# REQUIRED TASK 1
In the mailing-list thread about packaging bpftool and libbpf, list every distinct person named as the writer of a quoted message.
# REQUIRED TASK 2
Pick up the mailing-list thread about packaging bpftool and libbpf right after its last line and keep writing it.

— start SUPPLIED TEXT —

Re: Packaging bpftool and libbpf: GitHub or kernel?

[Date Prev][Date Next][Thread Prev][Thread Next][Date Index][Thread Index]

 



On Wed, Apr 19, 2023 at 2:23 PM Toke Høiland-Jørgensen <toke@xxxxxxxxxx> wrote:
>
> Andrii Nakryiko <andrii.nakryiko@xxxxxxxxx> writes:
>
> > On Wed, Apr 19, 2023 at 7:14 AM Shung-Hsi Yu <shung-hsi.yu@xxxxxxxx> wrote:
> >>
> >> On Tue, Apr 18, 2023 at 07:41:32PM +0200, Michal Suchánek wrote:
> >> > On Tue, Apr 18, 2023 at 09:38:20AM -0700, Andrii Nakryiko wrote:
> >> > > On Tue, Apr 18, 2023 at 4:24 AM Michal Suchánek <msuchanek@xxxxxxx> wrote:
> >> > > >
> >> > > > On Mon, Apr 17, 2023 at 05:20:03PM -0700, Andrii Nakryiko wrote:
> >> > > > > On Fri, Apr 14, 2023 at 9:15 AM Michal Suchánek <msuchanek@xxxxxxx> wrote:
> >> > > > > > On Fri, Apr 14, 2023 at 01:30:02PM +0100, Quentin Monnet wrote:
> >> > > > > > > 2023-04-14 11:50 UTC+0200 ~ Michal Suchánek <msuchanek@xxxxxxx>
> >> > > > > > > > Hello,
> >> > > > > > > >
> >> > > > > > > > On Fri, Apr 14, 2023 at 01:35:20AM +0100, Quentin Monnet wrote:
> >> > > > > > > >> Hi Shung-Hsi,
> >> > > > > > > >>
> >> > > > > > > >> On Thu, 13 Apr 2023 at 10:23, Shung-Hsi Yu <shung-hsi.yu@xxxxxxxx> wrote:
> >> > > > > > > >>>
> >> > > > > > > >>> Hi,
> >> > > > > > > >>>
> >> > > > > > > >>> I'm considering switch to bpftool's mirror on GitHub for packaging (instead
> >> > > > > > > >>> of using the source found in kernel), but realize that it should goes
> >> > > > > > > >>> hand-in-hand with how libbpf is packaged, which eventually leads these
> >> > > > > > > >>> questions:
> >> > > > > > > >>>
> >> > > > > > > >>>   What is the suggested approach for packaging bpftool and libbpf?
> >> > > > > > > >>>   Which source is preferred, GitHub or kernel?
> >> > > > > > > >>
> >> > > > > > > >> As you can see from the previous discussions, the suggested approach
> >> > > > > > > >> would be to package from the GitHub mirror, with libbpf and bpftool in
> >> > > > > > > >> sync.

— end SUPPLIED TEXT —
— start AVAILABLE DATA —

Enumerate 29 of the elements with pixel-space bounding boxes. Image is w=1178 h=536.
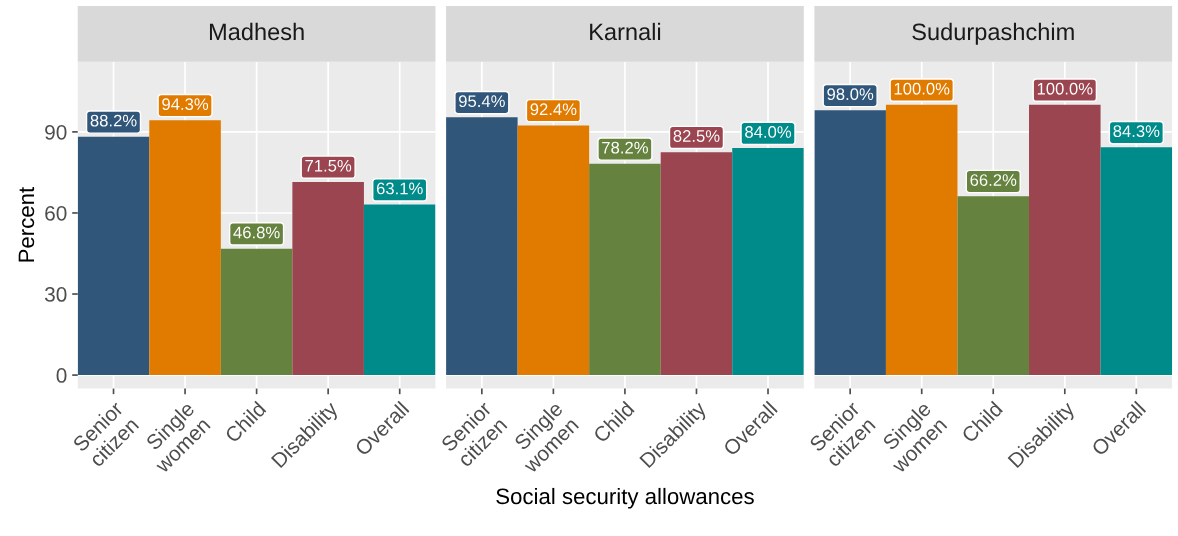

— end AVAILABLE DATA —

# REPLY 1
Toke Høiland-Jørgensen, Andrii Nakryiko, Shung-Hsi Yu, Michal Suchánek, Quentin Monnet

# REPLY 2
> >> > > > > > > >>
> >> > > > > > > >> My main argument for the mirror is that it keeps things simpler, and
> >> > > > > > > >> there's no need to deal with the rest of the kernel sources for these
> >> > > > > > > >> packages. Download from the mirrors, build, ship. But then I have
> >> > > > > > > >> limited experience at packaging for distros, and I can understand
> >> > > > > > > >> Toke's point of view, too. So ultimately, the call is yours.
> >> > > > > > > >
> >> > > > > > > > Things get only ever more complex when submodules are involved.
> >> > > > > > >
> >> > > > > > > I understand the generic pain points from your other email. But could
> >> > > > > > > you be more specific for the case of bpftool? It's not like we're
> >> > > > > > > shipping all lib dependencies as submodules. Sync-ups are specifically
> >> > > > > > > aligned to the same commit used to sync the libbpf mirror, so that it's
> >> > > > > > > pretty much as if we had the right version of the library shipped in the
> >> > > > > > > repository - only, it's one --recurse-submodules away.
> >> > > > > >
> >> > > > > > It's so in every project that uses submodules. Except git does not
> >> > > > > > recurse into submodules by default, you have to fix it up by hand.
> >> > > > > > Forges don't support submodules so you will not get the submodule when
> >> > > > > > downloading the project archive, and won't see it the the project tree.
> >> > > > >
> >> > > > > git submodule update --init --recursive didn't work?
> >> > > >
> >> > > > That's one part of the manual fixup.
> >> > > >
> >> > > > The other part is after each git operation that could possibly cause the
> >> > > > submodules to go out of sync, basically any operation that changes the
> >> > > > checked-out commit.
> >> > > >
> >> > > > Of course, you can make some shell aliases that append whatever submodule
> >> > > > chicanery to whatever git command you might issue, and tell everyone
> >> > > > else to do that, and then it will work in that one shell, and not in any
> >> > > > other shell nor any tool that invokes git directly.
> >> > >
> >> > > Are we discussing a *standard* Git submodule feature and argue that
> >> > > because it might be cumbersome or unfamiliar to some engineers that
> >> > > projects should avoid using Git submodules?
> >> >
> >> > As far as I am aware they are unfamiliar to *most* engineers, and for
> >> > good reasons.
> >> >
> >> > > For one, I don't have any special aliases for dealing with Git
> >> > > submodules and it works fine. If I jump between branches or tags which
> >> > > update Git submodule reference, I do above `git submodule update
> >> > > --init --recursive` explicitly if I see that Git status shows
> >> > > out-of-sync Git submodule state. If I want to update a Git submodule,
> >> > > I update the submodule's Git repo, and then git add it in the repo
> >> > > that uses this submodule. I haven't run into any other issues with
> >> > > this.
> >> >
> >> > You know, git could just handle submodules automagically. As you say,
> >> > it's not rocket science. For historical reasons it does not.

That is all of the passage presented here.